- **DIRECTION**
Copy all lines below exactly as written. Leave pictures out.

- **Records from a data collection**
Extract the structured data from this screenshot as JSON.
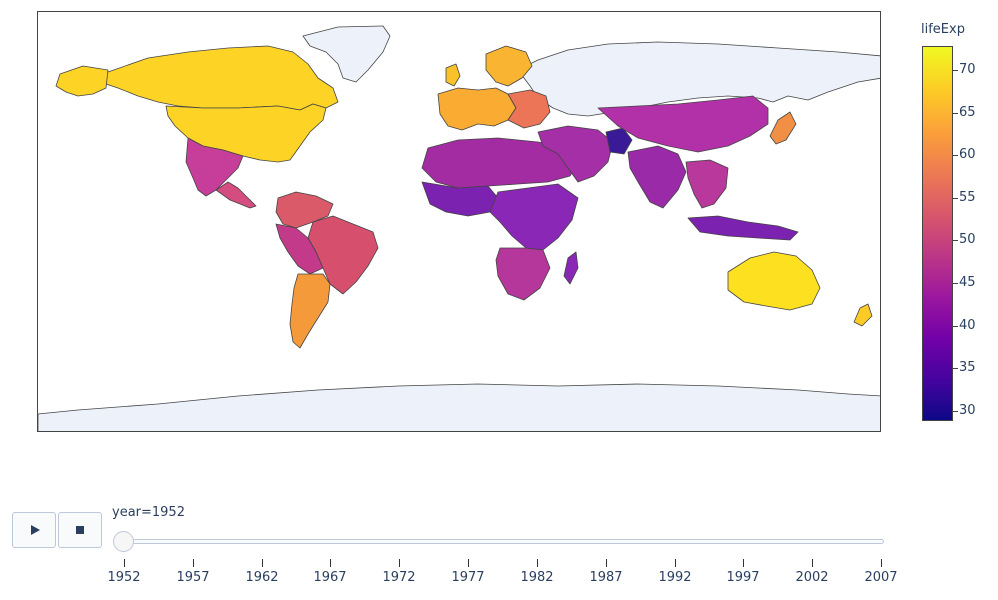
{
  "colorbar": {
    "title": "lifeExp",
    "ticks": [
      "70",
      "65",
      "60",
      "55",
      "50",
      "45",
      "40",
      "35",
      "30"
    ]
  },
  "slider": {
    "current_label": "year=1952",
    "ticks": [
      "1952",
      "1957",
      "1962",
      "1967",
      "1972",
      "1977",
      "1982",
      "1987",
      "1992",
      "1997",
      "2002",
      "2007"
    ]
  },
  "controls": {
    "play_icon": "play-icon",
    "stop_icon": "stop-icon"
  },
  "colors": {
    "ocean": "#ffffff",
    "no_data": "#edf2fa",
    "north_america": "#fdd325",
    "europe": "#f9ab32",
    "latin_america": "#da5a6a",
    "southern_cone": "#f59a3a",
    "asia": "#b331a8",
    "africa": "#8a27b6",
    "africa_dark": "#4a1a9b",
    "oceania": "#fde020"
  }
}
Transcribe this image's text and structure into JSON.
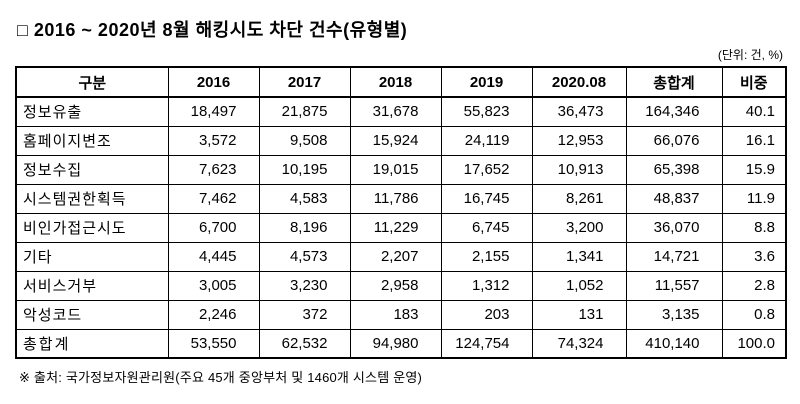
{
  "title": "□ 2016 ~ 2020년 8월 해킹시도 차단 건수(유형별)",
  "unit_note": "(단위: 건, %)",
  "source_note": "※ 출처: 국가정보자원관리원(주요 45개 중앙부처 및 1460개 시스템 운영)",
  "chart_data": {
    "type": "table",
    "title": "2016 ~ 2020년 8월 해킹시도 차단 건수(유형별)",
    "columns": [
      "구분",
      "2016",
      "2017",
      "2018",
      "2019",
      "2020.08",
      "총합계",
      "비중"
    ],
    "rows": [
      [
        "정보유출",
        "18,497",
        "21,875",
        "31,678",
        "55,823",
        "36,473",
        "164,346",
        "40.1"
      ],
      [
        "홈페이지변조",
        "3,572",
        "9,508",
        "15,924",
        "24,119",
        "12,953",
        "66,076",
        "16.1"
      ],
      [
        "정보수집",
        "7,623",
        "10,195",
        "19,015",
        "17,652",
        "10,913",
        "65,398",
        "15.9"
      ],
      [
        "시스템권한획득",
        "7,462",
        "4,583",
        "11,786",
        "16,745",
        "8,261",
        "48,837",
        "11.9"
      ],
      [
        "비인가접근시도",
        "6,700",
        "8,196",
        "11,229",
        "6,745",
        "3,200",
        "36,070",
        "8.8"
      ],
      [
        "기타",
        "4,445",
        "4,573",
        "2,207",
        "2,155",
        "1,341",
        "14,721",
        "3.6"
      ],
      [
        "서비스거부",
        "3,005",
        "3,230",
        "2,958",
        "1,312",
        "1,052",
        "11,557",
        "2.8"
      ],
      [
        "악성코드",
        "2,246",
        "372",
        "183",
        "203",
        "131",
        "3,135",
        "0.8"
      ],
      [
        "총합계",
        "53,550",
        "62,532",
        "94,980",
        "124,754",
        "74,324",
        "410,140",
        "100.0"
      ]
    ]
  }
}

- **SOLUTION TO THIS TASK**
Extract the structured data from this screenshot as JSON.
{
  "colorbar": {
    "title": "lifeExp",
    "ticks": [
      "70",
      "65",
      "60",
      "55",
      "50",
      "45",
      "40",
      "35",
      "30"
    ]
  },
  "slider": {
    "current_label": "year=1952",
    "ticks": [
      "1952",
      "1957",
      "1962",
      "1967",
      "1972",
      "1977",
      "1982",
      "1987",
      "1992",
      "1997",
      "2002",
      "2007"
    ]
  },
  "controls": {
    "play_icon": "play-icon",
    "stop_icon": "stop-icon"
  },
  "colors": {
    "ocean": "#ffffff",
    "no_data": "#edf2fa",
    "north_america": "#fdd325",
    "europe": "#f9ab32",
    "latin_america": "#da5a6a",
    "southern_cone": "#f59a3a",
    "asia": "#b331a8",
    "africa": "#8a27b6",
    "africa_dark": "#4a1a9b",
    "oceania": "#fde020"
  }
}
Transcribe this image's text and structure into JSON.
{
  "title": "□ 2016 ~ 2020년 8월 해킹시도 차단 건수(유형별)",
  "unit_note": "(단위: 건, %)",
  "source_note": "※ 출처: 국가정보자원관리원(주요 45개 중앙부처 및 1460개 시스템 운영)",
  "chart_data": {
    "type": "table",
    "title": "2016 ~ 2020년 8월 해킹시도 차단 건수(유형별)",
    "columns": [
      "구분",
      "2016",
      "2017",
      "2018",
      "2019",
      "2020.08",
      "총합계",
      "비중"
    ],
    "rows": [
      [
        "정보유출",
        "18,497",
        "21,875",
        "31,678",
        "55,823",
        "36,473",
        "164,346",
        "40.1"
      ],
      [
        "홈페이지변조",
        "3,572",
        "9,508",
        "15,924",
        "24,119",
        "12,953",
        "66,076",
        "16.1"
      ],
      [
        "정보수집",
        "7,623",
        "10,195",
        "19,015",
        "17,652",
        "10,913",
        "65,398",
        "15.9"
      ],
      [
        "시스템권한획득",
        "7,462",
        "4,583",
        "11,786",
        "16,745",
        "8,261",
        "48,837",
        "11.9"
      ],
      [
        "비인가접근시도",
        "6,700",
        "8,196",
        "11,229",
        "6,745",
        "3,200",
        "36,070",
        "8.8"
      ],
      [
        "기타",
        "4,445",
        "4,573",
        "2,207",
        "2,155",
        "1,341",
        "14,721",
        "3.6"
      ],
      [
        "서비스거부",
        "3,005",
        "3,230",
        "2,958",
        "1,312",
        "1,052",
        "11,557",
        "2.8"
      ],
      [
        "악성코드",
        "2,246",
        "372",
        "183",
        "203",
        "131",
        "3,135",
        "0.8"
      ],
      [
        "총합계",
        "53,550",
        "62,532",
        "94,980",
        "124,754",
        "74,324",
        "410,140",
        "100.0"
      ]
    ]
  }
}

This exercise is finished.